- **REQUIREMENT**:
All records must be quoted exactly. Omit the pictures.

- **DATA LISTING**:
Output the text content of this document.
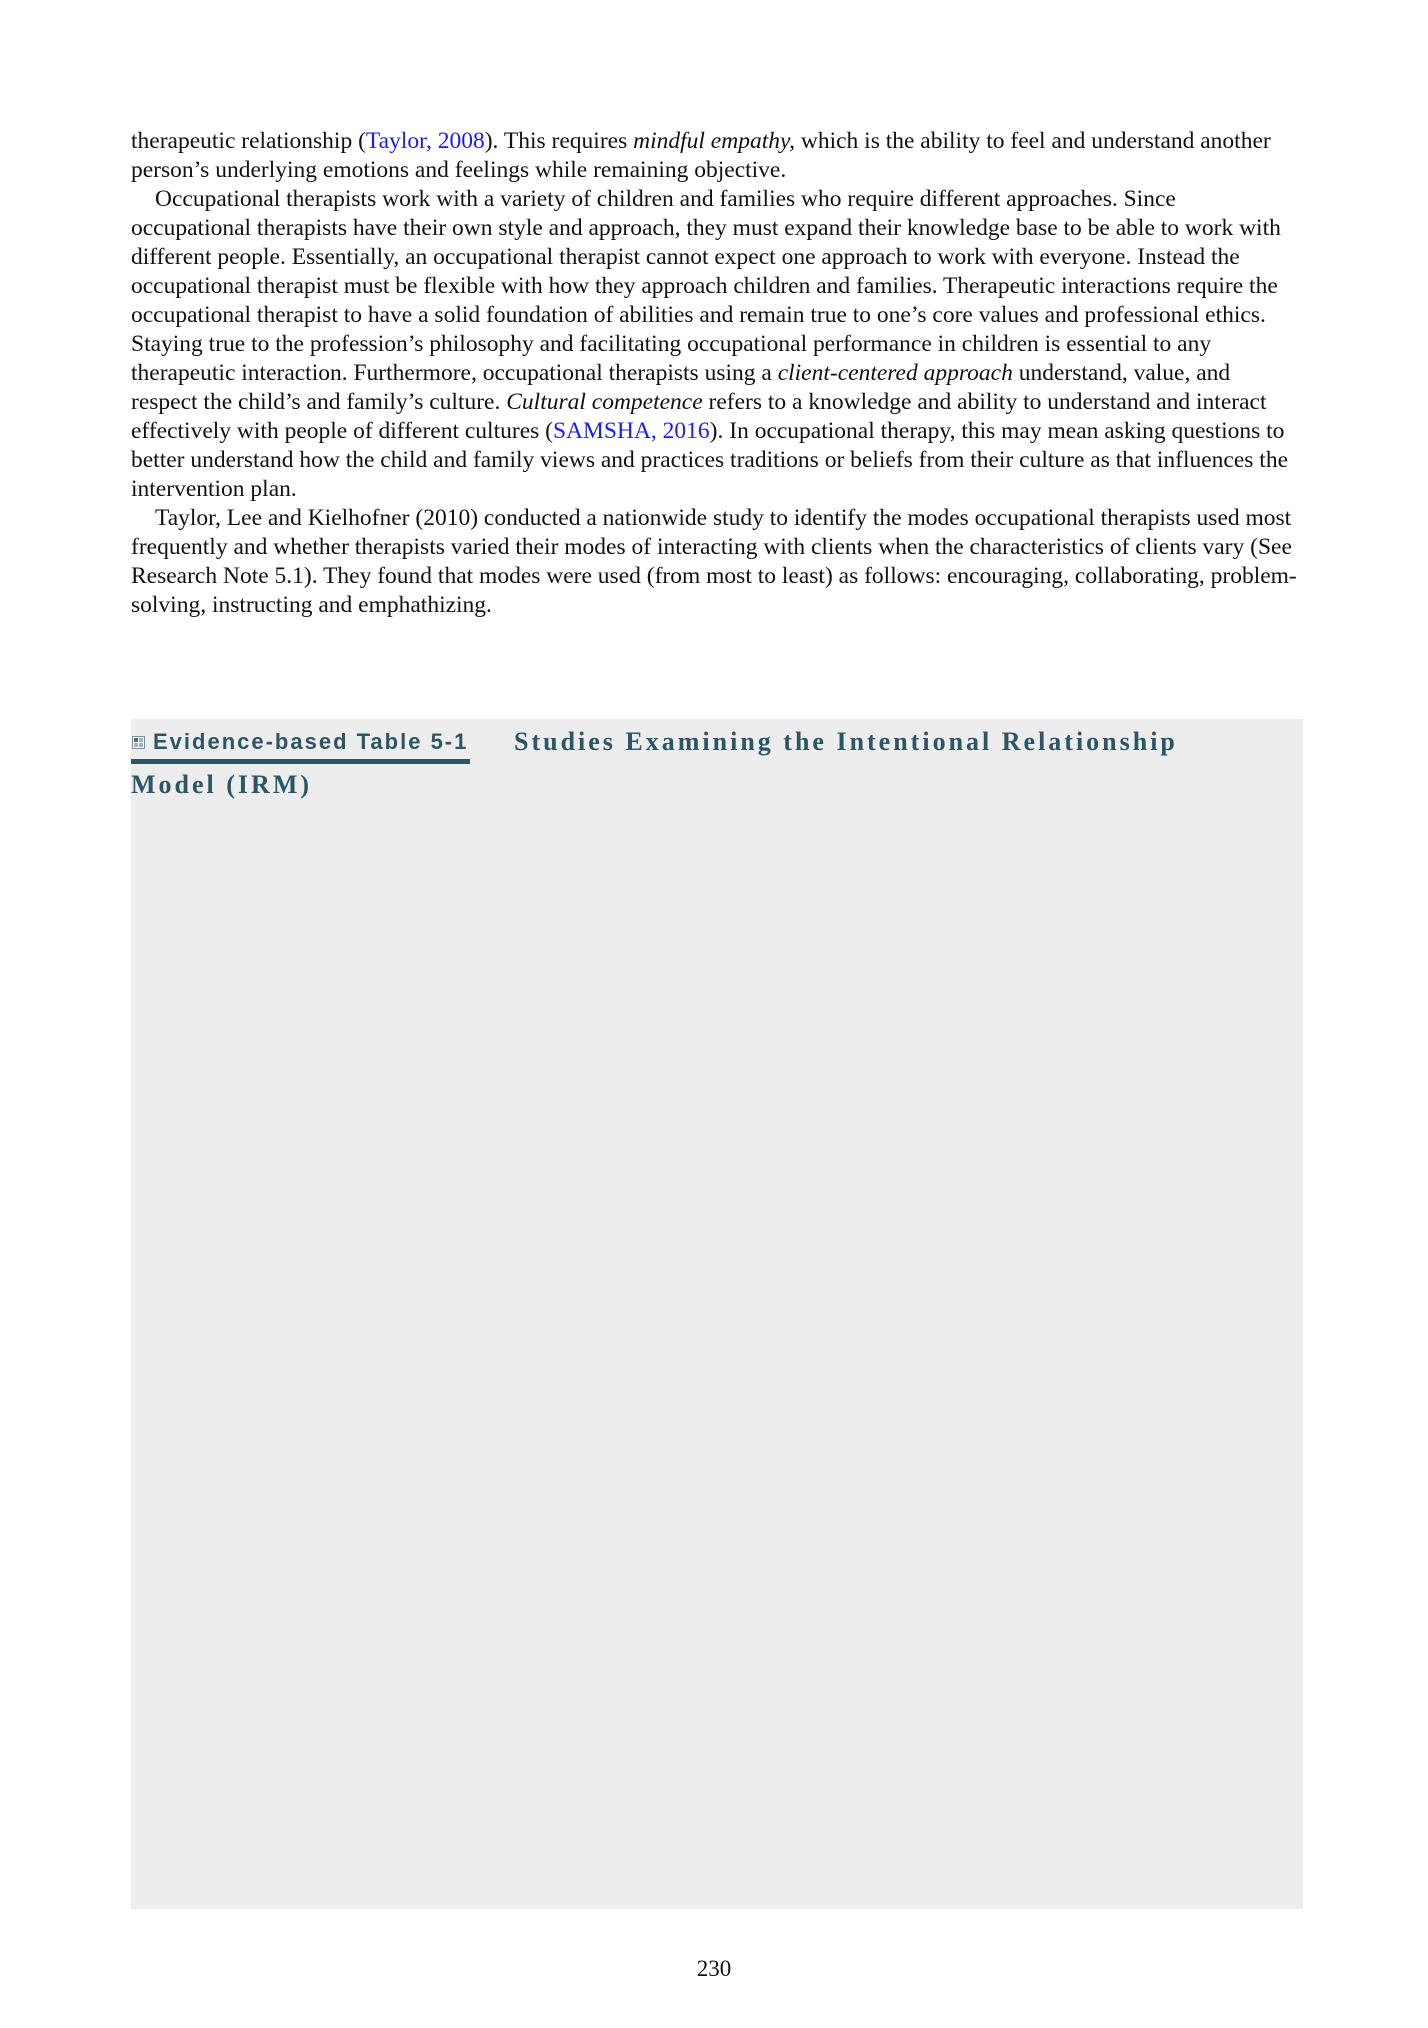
therapeutic relationship (Taylor, 2008). This requires mindful empathy, which is the ability to feel and understand another person’s underlying emotions and feelings while remaining objective.

Occupational therapists work with a variety of children and families who require different approaches. Since occupational therapists have their own style and approach, they must expand their knowledge base to be able to work with different people. Essentially, an occupational therapist cannot expect one approach to work with everyone. Instead the occupational therapist must be flexible with how they approach children and families. Therapeutic interactions require the occupational therapist to have a solid foundation of abilities and remain true to one’s core values and professional ethics. Staying true to the profession’s philosophy and facilitating occupational performance in children is essential to any therapeutic interaction. Furthermore, occupational therapists using a client-centered approach understand, value, and respect the child’s and family’s culture. Cultural competence refers to a knowledge and ability to understand and interact effectively with people of different cultures (SAMSHA, 2016). In occupational therapy, this may mean asking questions to better understand how the child and family views and practices traditions or beliefs from their culture as that influences the intervention plan.

Taylor, Lee and Kielhofner (2010) conducted a nationwide study to identify the modes occupational therapists used most frequently and whether therapists varied their modes of interacting with clients when the characteristics of clients vary (See Research Note 5.1). They found that modes were used (from most to least) as follows: encouraging, collaborating, problem-solving, instructing and emphathizing.

Evidence-based Table 5-1 Studies Examining the Intentional Relationship
Model (IRM)
230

- **PROBLEM SOLUTION**:
Output the text content of this document.
therapeutic relationship (Taylor, 2008). This requires mindful empathy, which is the ability to feel and understand another person’s underlying emotions and feelings while remaining objective.

Occupational therapists work with a variety of children and families who require different approaches. Since occupational therapists have their own style and approach, they must expand their knowledge base to be able to work with different people. Essentially, an occupational therapist cannot expect one approach to work with everyone. Instead the occupational therapist must be flexible with how they approach children and families. Therapeutic interactions require the occupational therapist to have a solid foundation of abilities and remain true to one’s core values and professional ethics. Staying true to the profession’s philosophy and facilitating occupational performance in children is essential to any therapeutic interaction. Furthermore, occupational therapists using a client-centered approach understand, value, and respect the child’s and family’s culture. Cultural competence refers to a knowledge and ability to understand and interact effectively with people of different cultures (SAMSHA, 2016). In occupational therapy, this may mean asking questions to better understand how the child and family views and practices traditions or beliefs from their culture as that influences the intervention plan.

Taylor, Lee and Kielhofner (2010) conducted a nationwide study to identify the modes occupational therapists used most frequently and whether therapists varied their modes of interacting with clients when the characteristics of clients vary (See Research Note 5.1). They found that modes were used (from most to least) as follows: encouraging, collaborating, problem-solving, instructing and emphathizing.

Evidence-based Table 5-1 Studies Examining the Intentional Relationship
Model (IRM)
230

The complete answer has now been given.